→ WHAT IS EXPECTED:
Give back the full material, exactly as it reads.

################

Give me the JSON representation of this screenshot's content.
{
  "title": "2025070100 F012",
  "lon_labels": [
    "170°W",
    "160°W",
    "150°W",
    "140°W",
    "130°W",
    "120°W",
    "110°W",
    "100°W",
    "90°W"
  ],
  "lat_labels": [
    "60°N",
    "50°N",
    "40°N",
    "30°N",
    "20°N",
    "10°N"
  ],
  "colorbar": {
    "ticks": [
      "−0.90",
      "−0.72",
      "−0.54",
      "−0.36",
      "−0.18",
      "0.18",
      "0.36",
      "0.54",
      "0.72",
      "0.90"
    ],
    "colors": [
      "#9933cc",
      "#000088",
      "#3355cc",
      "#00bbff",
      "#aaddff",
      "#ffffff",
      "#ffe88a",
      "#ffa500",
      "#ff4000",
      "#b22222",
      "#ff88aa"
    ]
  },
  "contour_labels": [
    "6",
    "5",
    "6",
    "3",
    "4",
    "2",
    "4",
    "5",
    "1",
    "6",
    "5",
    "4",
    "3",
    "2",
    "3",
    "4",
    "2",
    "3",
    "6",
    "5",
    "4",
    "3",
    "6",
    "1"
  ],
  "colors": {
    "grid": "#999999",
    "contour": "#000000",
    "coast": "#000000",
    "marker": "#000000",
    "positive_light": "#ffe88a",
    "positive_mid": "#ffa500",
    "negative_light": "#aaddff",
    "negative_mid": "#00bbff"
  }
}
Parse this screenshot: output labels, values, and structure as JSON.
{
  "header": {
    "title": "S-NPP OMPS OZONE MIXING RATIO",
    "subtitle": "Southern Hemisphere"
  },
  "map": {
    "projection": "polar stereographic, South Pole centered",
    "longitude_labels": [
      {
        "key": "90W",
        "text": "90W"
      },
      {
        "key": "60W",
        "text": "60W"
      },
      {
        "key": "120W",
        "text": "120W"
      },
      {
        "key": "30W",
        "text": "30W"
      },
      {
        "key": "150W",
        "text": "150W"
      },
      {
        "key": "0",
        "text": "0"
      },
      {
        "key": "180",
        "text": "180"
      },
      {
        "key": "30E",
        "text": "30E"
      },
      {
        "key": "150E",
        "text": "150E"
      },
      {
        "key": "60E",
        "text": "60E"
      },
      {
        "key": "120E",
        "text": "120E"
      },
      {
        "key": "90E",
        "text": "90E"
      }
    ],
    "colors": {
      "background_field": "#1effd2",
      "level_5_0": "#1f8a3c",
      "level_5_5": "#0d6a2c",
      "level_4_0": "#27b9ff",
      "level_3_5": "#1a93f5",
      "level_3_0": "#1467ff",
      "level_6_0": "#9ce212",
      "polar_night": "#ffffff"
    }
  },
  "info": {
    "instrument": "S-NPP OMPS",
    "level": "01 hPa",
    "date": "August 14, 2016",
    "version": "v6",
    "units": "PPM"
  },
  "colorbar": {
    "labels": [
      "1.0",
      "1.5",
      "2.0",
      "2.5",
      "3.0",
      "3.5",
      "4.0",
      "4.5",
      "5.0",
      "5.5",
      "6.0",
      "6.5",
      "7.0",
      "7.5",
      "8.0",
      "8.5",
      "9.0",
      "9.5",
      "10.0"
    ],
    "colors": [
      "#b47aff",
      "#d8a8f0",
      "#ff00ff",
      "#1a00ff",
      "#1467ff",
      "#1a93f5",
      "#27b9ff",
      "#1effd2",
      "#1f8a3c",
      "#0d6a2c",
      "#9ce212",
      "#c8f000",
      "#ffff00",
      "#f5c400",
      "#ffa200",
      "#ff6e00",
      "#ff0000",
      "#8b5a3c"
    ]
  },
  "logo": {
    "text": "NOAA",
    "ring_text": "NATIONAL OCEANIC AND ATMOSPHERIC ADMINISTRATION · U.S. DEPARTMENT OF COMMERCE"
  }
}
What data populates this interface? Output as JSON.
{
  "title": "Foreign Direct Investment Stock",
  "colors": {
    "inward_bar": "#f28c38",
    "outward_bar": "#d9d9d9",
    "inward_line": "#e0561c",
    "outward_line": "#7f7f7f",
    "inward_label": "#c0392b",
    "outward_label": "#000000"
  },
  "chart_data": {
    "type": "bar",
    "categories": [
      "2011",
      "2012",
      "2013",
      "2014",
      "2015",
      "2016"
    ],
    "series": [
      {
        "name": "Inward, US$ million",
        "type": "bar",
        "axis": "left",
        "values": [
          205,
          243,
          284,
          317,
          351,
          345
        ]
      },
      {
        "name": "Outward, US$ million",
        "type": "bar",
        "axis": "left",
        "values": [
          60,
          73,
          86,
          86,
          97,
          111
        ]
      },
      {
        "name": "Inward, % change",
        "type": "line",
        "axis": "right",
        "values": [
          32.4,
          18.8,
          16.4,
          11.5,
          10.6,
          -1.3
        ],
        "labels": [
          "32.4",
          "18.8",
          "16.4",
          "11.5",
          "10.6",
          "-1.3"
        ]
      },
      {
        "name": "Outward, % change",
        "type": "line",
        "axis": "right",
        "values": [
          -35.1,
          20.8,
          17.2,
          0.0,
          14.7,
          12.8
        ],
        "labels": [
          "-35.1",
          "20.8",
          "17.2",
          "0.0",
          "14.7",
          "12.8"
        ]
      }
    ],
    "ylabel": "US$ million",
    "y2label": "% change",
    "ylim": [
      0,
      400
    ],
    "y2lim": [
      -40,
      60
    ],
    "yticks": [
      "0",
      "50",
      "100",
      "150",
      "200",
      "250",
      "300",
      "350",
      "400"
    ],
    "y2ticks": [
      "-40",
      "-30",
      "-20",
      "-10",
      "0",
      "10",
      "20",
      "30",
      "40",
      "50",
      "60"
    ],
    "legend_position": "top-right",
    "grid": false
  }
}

################

→ COMPLETED EXERCISE:
Give me the JSON representation of this screenshot's content.
{
  "title": "2025070100 F012",
  "lon_labels": [
    "170°W",
    "160°W",
    "150°W",
    "140°W",
    "130°W",
    "120°W",
    "110°W",
    "100°W",
    "90°W"
  ],
  "lat_labels": [
    "60°N",
    "50°N",
    "40°N",
    "30°N",
    "20°N",
    "10°N"
  ],
  "colorbar": {
    "ticks": [
      "−0.90",
      "−0.72",
      "−0.54",
      "−0.36",
      "−0.18",
      "0.18",
      "0.36",
      "0.54",
      "0.72",
      "0.90"
    ],
    "colors": [
      "#9933cc",
      "#000088",
      "#3355cc",
      "#00bbff",
      "#aaddff",
      "#ffffff",
      "#ffe88a",
      "#ffa500",
      "#ff4000",
      "#b22222",
      "#ff88aa"
    ]
  },
  "contour_labels": [
    "6",
    "5",
    "6",
    "3",
    "4",
    "2",
    "4",
    "5",
    "1",
    "6",
    "5",
    "4",
    "3",
    "2",
    "3",
    "4",
    "2",
    "3",
    "6",
    "5",
    "4",
    "3",
    "6",
    "1"
  ],
  "colors": {
    "grid": "#999999",
    "contour": "#000000",
    "coast": "#000000",
    "marker": "#000000",
    "positive_light": "#ffe88a",
    "positive_mid": "#ffa500",
    "negative_light": "#aaddff",
    "negative_mid": "#00bbff"
  }
}
Parse this screenshot: output labels, values, and structure as JSON.
{
  "header": {
    "title": "S-NPP OMPS OZONE MIXING RATIO",
    "subtitle": "Southern Hemisphere"
  },
  "map": {
    "projection": "polar stereographic, South Pole centered",
    "longitude_labels": [
      {
        "key": "90W",
        "text": "90W"
      },
      {
        "key": "60W",
        "text": "60W"
      },
      {
        "key": "120W",
        "text": "120W"
      },
      {
        "key": "30W",
        "text": "30W"
      },
      {
        "key": "150W",
        "text": "150W"
      },
      {
        "key": "0",
        "text": "0"
      },
      {
        "key": "180",
        "text": "180"
      },
      {
        "key": "30E",
        "text": "30E"
      },
      {
        "key": "150E",
        "text": "150E"
      },
      {
        "key": "60E",
        "text": "60E"
      },
      {
        "key": "120E",
        "text": "120E"
      },
      {
        "key": "90E",
        "text": "90E"
      }
    ],
    "colors": {
      "background_field": "#1effd2",
      "level_5_0": "#1f8a3c",
      "level_5_5": "#0d6a2c",
      "level_4_0": "#27b9ff",
      "level_3_5": "#1a93f5",
      "level_3_0": "#1467ff",
      "level_6_0": "#9ce212",
      "polar_night": "#ffffff"
    }
  },
  "info": {
    "instrument": "S-NPP OMPS",
    "level": "01 hPa",
    "date": "August 14, 2016",
    "version": "v6",
    "units": "PPM"
  },
  "colorbar": {
    "labels": [
      "1.0",
      "1.5",
      "2.0",
      "2.5",
      "3.0",
      "3.5",
      "4.0",
      "4.5",
      "5.0",
      "5.5",
      "6.0",
      "6.5",
      "7.0",
      "7.5",
      "8.0",
      "8.5",
      "9.0",
      "9.5",
      "10.0"
    ],
    "colors": [
      "#b47aff",
      "#d8a8f0",
      "#ff00ff",
      "#1a00ff",
      "#1467ff",
      "#1a93f5",
      "#27b9ff",
      "#1effd2",
      "#1f8a3c",
      "#0d6a2c",
      "#9ce212",
      "#c8f000",
      "#ffff00",
      "#f5c400",
      "#ffa200",
      "#ff6e00",
      "#ff0000",
      "#8b5a3c"
    ]
  },
  "logo": {
    "text": "NOAA",
    "ring_text": "NATIONAL OCEANIC AND ATMOSPHERIC ADMINISTRATION · U.S. DEPARTMENT OF COMMERCE"
  }
}
What data populates this interface? Output as JSON.
{
  "title": "Foreign Direct Investment Stock",
  "colors": {
    "inward_bar": "#f28c38",
    "outward_bar": "#d9d9d9",
    "inward_line": "#e0561c",
    "outward_line": "#7f7f7f",
    "inward_label": "#c0392b",
    "outward_label": "#000000"
  },
  "chart_data": {
    "type": "bar",
    "categories": [
      "2011",
      "2012",
      "2013",
      "2014",
      "2015",
      "2016"
    ],
    "series": [
      {
        "name": "Inward, US$ million",
        "type": "bar",
        "axis": "left",
        "values": [
          205,
          243,
          284,
          317,
          351,
          345
        ]
      },
      {
        "name": "Outward, US$ million",
        "type": "bar",
        "axis": "left",
        "values": [
          60,
          73,
          86,
          86,
          97,
          111
        ]
      },
      {
        "name": "Inward, % change",
        "type": "line",
        "axis": "right",
        "values": [
          32.4,
          18.8,
          16.4,
          11.5,
          10.6,
          -1.3
        ],
        "labels": [
          "32.4",
          "18.8",
          "16.4",
          "11.5",
          "10.6",
          "-1.3"
        ]
      },
      {
        "name": "Outward, % change",
        "type": "line",
        "axis": "right",
        "values": [
          -35.1,
          20.8,
          17.2,
          0.0,
          14.7,
          12.8
        ],
        "labels": [
          "-35.1",
          "20.8",
          "17.2",
          "0.0",
          "14.7",
          "12.8"
        ]
      }
    ],
    "ylabel": "US$ million",
    "y2label": "% change",
    "ylim": [
      0,
      400
    ],
    "y2lim": [
      -40,
      60
    ],
    "yticks": [
      "0",
      "50",
      "100",
      "150",
      "200",
      "250",
      "300",
      "350",
      "400"
    ],
    "y2ticks": [
      "-40",
      "-30",
      "-20",
      "-10",
      "0",
      "10",
      "20",
      "30",
      "40",
      "50",
      "60"
    ],
    "legend_position": "top-right",
    "grid": false
  }
}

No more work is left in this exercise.